[START OF Given data]
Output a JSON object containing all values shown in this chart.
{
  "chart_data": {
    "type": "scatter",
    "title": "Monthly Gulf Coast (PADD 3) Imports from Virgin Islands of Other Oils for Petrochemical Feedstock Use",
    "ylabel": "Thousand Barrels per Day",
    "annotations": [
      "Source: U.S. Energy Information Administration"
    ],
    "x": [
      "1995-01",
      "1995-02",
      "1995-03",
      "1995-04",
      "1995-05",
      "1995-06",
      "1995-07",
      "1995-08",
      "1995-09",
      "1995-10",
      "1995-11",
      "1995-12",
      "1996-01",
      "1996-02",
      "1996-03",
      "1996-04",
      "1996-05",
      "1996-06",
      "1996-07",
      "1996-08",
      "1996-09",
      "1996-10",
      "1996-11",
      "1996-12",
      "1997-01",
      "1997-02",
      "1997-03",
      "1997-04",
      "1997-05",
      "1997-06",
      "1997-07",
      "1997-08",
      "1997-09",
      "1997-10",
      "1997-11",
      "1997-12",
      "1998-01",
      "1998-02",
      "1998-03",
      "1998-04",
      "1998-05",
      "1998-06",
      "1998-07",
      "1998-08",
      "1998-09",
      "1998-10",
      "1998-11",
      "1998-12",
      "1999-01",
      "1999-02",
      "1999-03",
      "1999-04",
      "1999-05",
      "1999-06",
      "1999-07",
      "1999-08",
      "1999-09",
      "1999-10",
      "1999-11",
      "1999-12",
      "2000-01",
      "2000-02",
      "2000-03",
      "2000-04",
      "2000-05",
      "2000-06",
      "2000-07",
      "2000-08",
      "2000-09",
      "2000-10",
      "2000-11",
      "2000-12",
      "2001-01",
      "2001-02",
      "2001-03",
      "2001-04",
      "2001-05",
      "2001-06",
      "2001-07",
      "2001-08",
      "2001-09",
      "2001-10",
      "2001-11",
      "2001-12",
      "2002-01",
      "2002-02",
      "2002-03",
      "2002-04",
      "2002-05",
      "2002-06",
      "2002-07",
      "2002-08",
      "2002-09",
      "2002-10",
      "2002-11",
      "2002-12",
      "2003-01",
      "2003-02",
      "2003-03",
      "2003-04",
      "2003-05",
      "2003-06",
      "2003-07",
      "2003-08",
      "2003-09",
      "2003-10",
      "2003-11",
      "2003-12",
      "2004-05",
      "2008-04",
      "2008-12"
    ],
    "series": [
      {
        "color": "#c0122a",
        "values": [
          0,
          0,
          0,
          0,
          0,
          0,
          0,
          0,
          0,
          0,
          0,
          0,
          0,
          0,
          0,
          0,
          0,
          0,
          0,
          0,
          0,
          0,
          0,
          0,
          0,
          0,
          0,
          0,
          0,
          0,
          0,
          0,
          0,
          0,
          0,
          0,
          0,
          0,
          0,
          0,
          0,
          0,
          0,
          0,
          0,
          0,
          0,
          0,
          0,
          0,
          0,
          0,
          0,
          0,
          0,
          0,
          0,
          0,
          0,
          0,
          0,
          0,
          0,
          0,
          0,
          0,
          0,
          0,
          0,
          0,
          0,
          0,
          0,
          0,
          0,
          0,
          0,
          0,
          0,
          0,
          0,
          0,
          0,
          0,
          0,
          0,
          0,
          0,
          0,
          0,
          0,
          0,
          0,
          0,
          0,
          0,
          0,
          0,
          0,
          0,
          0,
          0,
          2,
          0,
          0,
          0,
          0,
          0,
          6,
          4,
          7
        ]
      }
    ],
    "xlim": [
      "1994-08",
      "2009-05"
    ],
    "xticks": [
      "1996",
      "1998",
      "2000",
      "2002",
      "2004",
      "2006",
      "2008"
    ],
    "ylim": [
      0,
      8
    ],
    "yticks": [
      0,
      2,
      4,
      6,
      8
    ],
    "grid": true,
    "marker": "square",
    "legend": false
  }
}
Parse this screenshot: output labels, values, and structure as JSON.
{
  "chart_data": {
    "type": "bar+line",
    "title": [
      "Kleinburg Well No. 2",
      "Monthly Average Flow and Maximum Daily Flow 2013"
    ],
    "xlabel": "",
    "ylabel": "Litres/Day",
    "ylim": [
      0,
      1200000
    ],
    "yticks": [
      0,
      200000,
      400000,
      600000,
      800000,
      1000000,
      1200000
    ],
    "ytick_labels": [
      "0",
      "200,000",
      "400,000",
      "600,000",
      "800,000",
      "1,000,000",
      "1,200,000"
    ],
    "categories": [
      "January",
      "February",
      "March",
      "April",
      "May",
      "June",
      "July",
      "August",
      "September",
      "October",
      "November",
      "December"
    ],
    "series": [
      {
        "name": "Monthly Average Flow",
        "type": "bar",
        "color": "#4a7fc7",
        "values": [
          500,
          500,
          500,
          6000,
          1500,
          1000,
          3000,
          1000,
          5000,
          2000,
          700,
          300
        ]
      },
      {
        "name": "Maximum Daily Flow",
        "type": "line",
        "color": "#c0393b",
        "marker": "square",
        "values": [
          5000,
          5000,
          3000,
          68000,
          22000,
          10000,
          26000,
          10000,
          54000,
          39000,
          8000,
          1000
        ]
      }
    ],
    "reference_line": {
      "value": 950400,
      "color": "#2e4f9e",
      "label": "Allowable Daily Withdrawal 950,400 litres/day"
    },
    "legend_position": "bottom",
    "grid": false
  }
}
[END OF Given data]
:: What the exercise asks ::
Pick out the lines that contain "Daily" and copy them.

:: Completed task ::
      "Monthly Average Flow and Maximum Daily Flow 2013"
        "name": "Maximum Daily Flow",
      "label": "Allowable Daily Withdrawal 950,400 litres/day"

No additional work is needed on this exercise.